- Aim of the task -
Tally the lines holding the string "hint" and reply with that number alone.

** Start Entries **

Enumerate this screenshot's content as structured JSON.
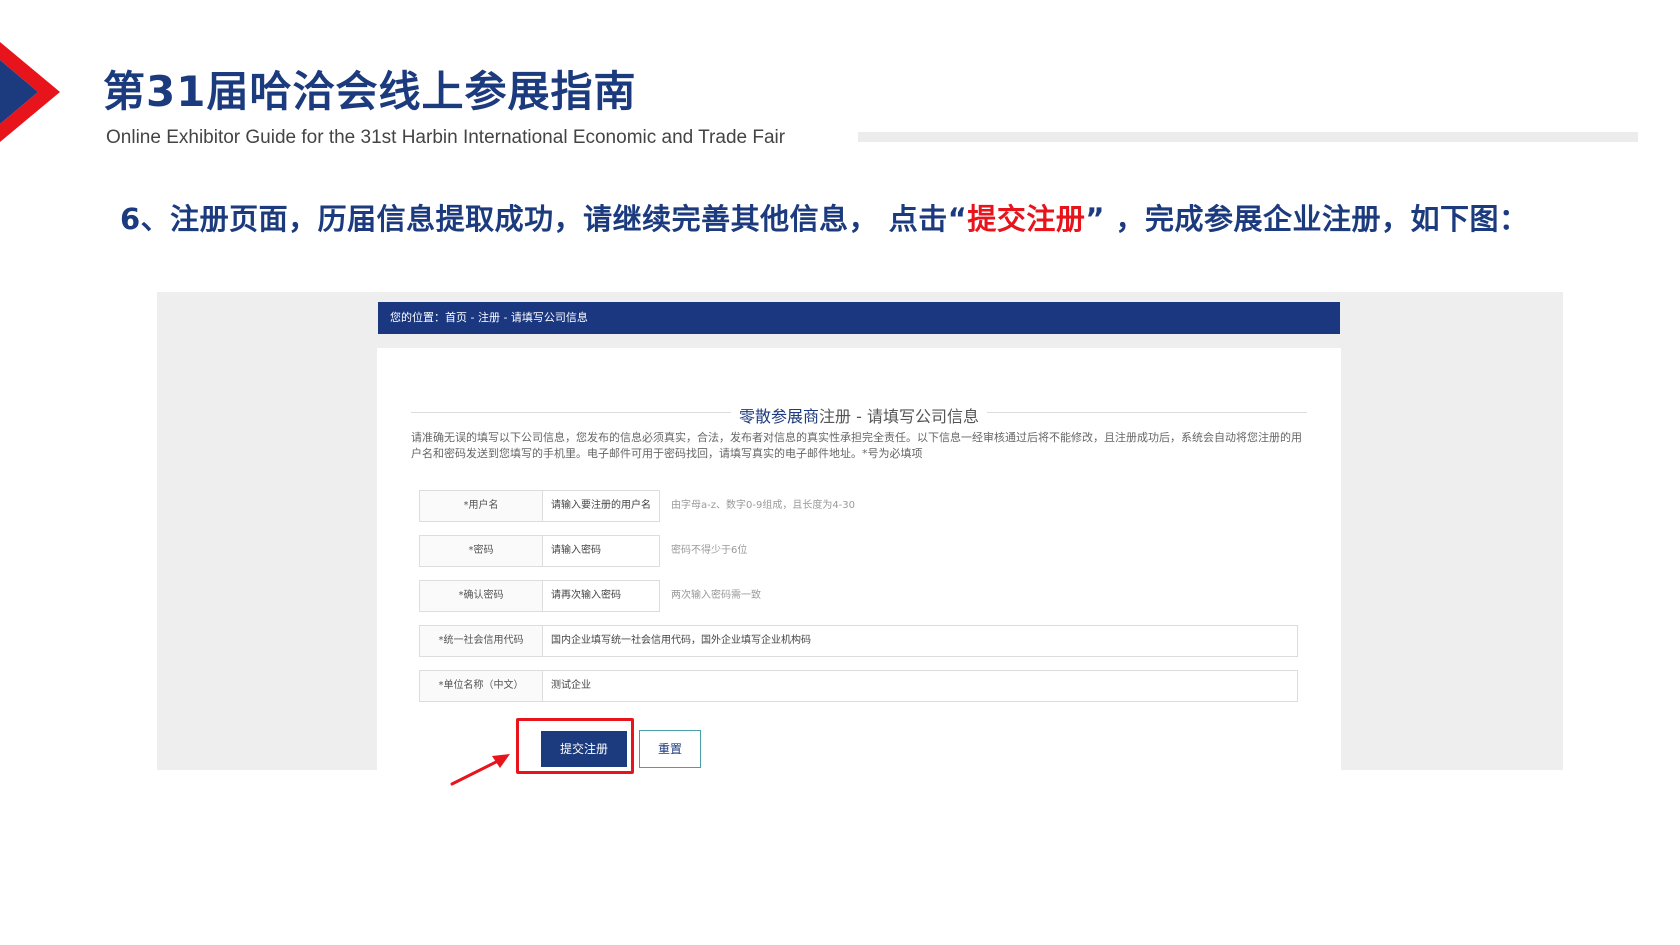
{
  "slide": {
    "title": "第31届哈洽会线上参展指南",
    "subtitle": "Online Exhibitor Guide for the 31st Harbin International Economic and Trade Fair",
    "step_before": "6、注册页面，历届信息提取成功，请继续完善其他信息， 点击“",
    "step_highlight": "提交注册",
    "step_after": "” ，完成参展企业注册，如下图：",
    "colors": {
      "brand_blue": "#1c3b7e",
      "highlight_red": "#e8141c"
    }
  },
  "screenshot": {
    "breadcrumb": "您的位置：首页 - 注册 - 请填写公司信息",
    "form_title_blue": "零散参展商",
    "form_title_rest": "注册 - 请填写公司信息",
    "notice": "请准确无误的填写以下公司信息，您发布的信息必须真实，合法，发布者对信息的真实性承担完全责任。以下信息一经审核通过后将不能修改，且注册成功后，系统会自动将您注册的用户名和密码发送到您填写的手机里。电子邮件可用于密码找回，请填写真实的电子邮件地址。*号为必填项",
    "fields": [
      {
        "label": "*用户名",
        "value": "请输入要注册的用户名",
        "hint": "由字母a-z、数字0-9组成，且长度为4-30"
      },
      {
        "label": "*密码",
        "value": "请输入密码",
        "hint": "密码不得少于6位"
      },
      {
        "label": "*确认密码",
        "value": "请再次输入密码",
        "hint": "两次输入密码需一致"
      },
      {
        "label": "*统一社会信用代码",
        "value": "国内企业填写统一社会信用代码，国外企业填写企业机构码"
      },
      {
        "label": "*单位名称（中文）",
        "value": "测试企业"
      }
    ],
    "submit_label": "提交注册",
    "reset_label": "重置"
  }
}
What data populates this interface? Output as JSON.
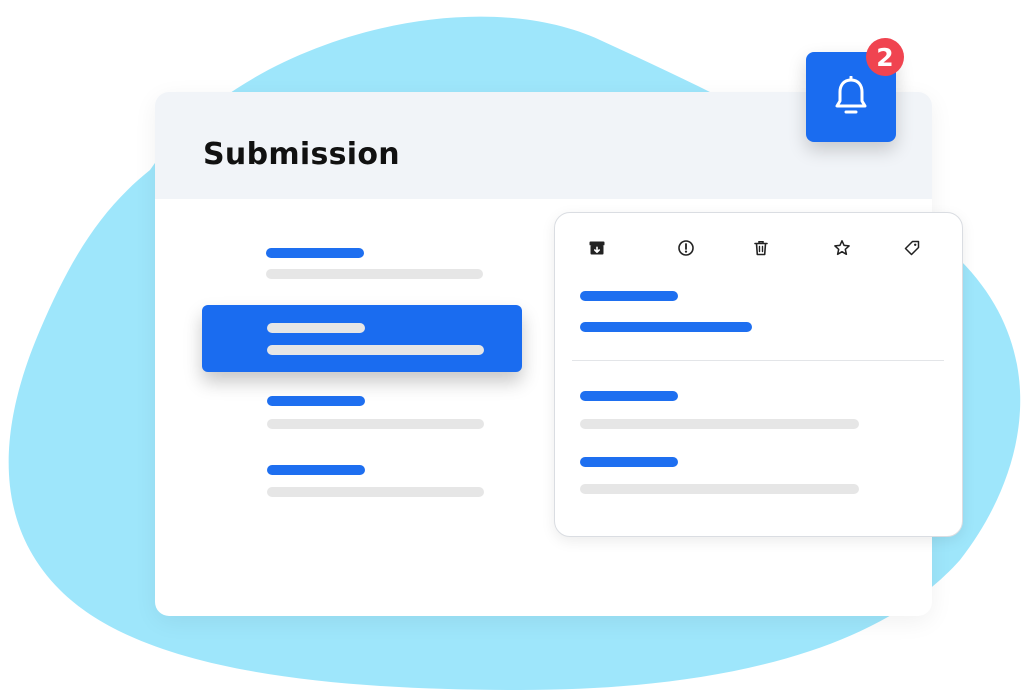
{
  "window": {
    "title": "Submission"
  },
  "notifications": {
    "count": "2",
    "icon": "bell-icon"
  },
  "toolbar": {
    "icons": [
      "archive-icon",
      "report-icon",
      "delete-icon",
      "star-icon",
      "tag-icon"
    ]
  },
  "list": {
    "items": 4,
    "selected_index": 1
  },
  "colors": {
    "accent": "#1a6cf0",
    "badge": "#f04450",
    "blob": "#9ee6fb",
    "header": "#f1f4f8",
    "placeholder": "#e6e6e6"
  }
}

** End Entries **

- Reply to the task -
3